- _Aim_
Pick out every line that holds the string "personas" and copy it.

(Extracted records)
※

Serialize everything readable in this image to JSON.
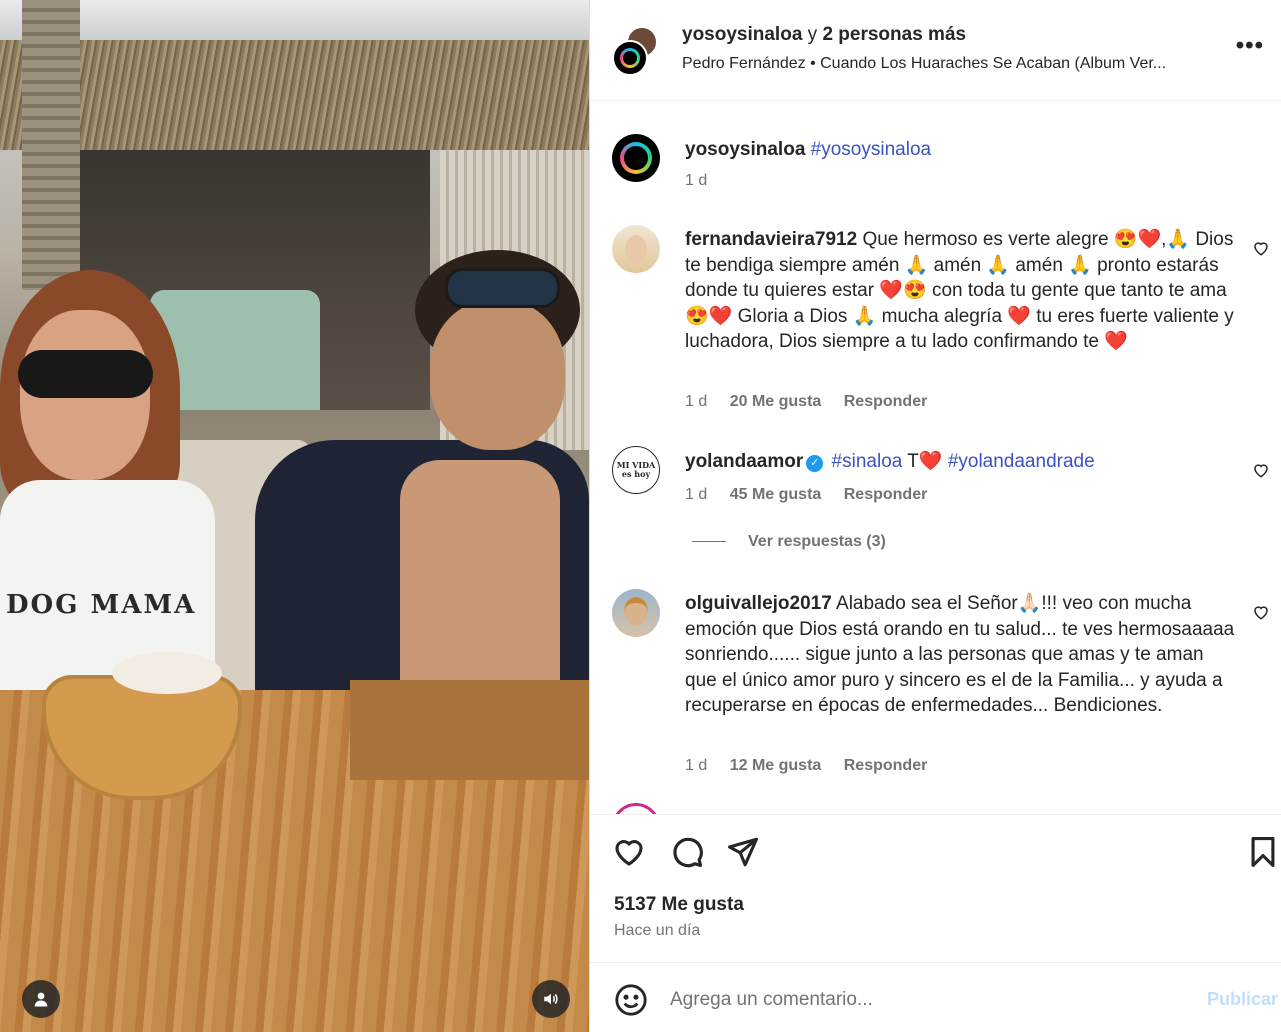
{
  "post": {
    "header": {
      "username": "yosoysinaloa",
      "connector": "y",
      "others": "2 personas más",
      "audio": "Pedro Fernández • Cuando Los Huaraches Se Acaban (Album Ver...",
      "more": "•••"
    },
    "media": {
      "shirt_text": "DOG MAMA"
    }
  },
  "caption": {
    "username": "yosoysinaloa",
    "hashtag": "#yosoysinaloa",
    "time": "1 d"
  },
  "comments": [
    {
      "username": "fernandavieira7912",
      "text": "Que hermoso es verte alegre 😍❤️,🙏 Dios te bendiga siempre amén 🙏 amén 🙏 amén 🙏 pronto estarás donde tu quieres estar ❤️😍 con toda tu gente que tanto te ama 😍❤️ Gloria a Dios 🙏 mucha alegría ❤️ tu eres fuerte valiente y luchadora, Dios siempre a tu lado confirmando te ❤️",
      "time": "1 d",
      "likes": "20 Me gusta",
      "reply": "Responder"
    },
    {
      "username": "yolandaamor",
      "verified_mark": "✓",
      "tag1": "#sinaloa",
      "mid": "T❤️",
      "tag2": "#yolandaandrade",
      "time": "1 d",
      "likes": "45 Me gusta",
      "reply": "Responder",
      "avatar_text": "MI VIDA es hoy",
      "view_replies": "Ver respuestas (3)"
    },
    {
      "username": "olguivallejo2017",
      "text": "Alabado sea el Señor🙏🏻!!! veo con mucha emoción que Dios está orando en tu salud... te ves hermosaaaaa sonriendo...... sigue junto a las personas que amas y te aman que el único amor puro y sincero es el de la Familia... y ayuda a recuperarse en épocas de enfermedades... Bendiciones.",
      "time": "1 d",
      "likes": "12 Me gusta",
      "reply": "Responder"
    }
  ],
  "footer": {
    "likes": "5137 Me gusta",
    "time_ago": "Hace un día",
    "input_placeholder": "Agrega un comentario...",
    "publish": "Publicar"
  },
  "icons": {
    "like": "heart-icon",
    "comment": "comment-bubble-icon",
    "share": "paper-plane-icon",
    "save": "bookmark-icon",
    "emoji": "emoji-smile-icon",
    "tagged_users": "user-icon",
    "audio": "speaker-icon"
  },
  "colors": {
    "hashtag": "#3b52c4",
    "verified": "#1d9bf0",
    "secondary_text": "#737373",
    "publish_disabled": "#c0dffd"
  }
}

※

- _Answer_
      "others": "2 personas más",
      "text": "Alabado sea el Señor🙏🏻!!! veo con mucha emoción que Dios está orando en tu salud... te ves hermosaaaaa sonriendo...... sigue junto a las personas que amas y te aman que el único amor puro y sincero es el de la Familia... y ayuda a recuperarse en épocas de enfermedades... Bendiciones.",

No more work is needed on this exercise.